> [WHAT YOU WILL DO]:
Report each line below that contains the string "QIZZIO". Matching is case-sensitive.

(Stored entries)
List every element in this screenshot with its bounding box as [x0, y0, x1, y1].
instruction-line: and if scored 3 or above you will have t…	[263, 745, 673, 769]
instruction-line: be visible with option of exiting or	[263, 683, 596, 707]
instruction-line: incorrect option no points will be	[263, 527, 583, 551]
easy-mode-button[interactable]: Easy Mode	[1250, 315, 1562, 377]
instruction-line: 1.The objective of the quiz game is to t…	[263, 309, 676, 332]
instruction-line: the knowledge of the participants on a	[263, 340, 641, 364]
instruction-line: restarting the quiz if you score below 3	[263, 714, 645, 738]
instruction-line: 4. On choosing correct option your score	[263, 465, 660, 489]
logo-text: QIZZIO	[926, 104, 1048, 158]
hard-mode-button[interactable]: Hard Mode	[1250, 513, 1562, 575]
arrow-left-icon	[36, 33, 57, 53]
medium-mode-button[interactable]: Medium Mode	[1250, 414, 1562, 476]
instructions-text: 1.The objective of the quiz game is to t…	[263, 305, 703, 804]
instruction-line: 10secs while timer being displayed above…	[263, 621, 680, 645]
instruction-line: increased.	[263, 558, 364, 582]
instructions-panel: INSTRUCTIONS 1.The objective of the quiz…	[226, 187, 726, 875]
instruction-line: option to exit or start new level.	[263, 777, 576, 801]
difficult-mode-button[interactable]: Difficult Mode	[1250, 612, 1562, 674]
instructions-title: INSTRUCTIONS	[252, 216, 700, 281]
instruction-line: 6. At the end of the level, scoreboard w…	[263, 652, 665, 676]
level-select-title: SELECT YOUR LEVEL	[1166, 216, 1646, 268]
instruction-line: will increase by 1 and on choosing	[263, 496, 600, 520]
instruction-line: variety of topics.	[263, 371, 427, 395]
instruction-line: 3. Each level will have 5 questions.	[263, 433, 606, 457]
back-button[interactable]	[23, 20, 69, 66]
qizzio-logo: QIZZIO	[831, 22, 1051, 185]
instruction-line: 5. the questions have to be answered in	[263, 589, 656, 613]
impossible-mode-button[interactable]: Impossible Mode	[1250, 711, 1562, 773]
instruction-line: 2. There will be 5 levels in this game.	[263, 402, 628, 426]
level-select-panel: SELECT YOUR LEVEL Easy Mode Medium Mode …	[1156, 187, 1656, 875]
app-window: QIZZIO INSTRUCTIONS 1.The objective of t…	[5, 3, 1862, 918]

> [TASK SOLUTION]:
logo-text: QIZZIO	[926, 104, 1048, 158]
qizzio-logo: QIZZIO	[831, 22, 1051, 185]
app-window: QIZZIO INSTRUCTIONS 1.The objective of t…	[5, 3, 1862, 918]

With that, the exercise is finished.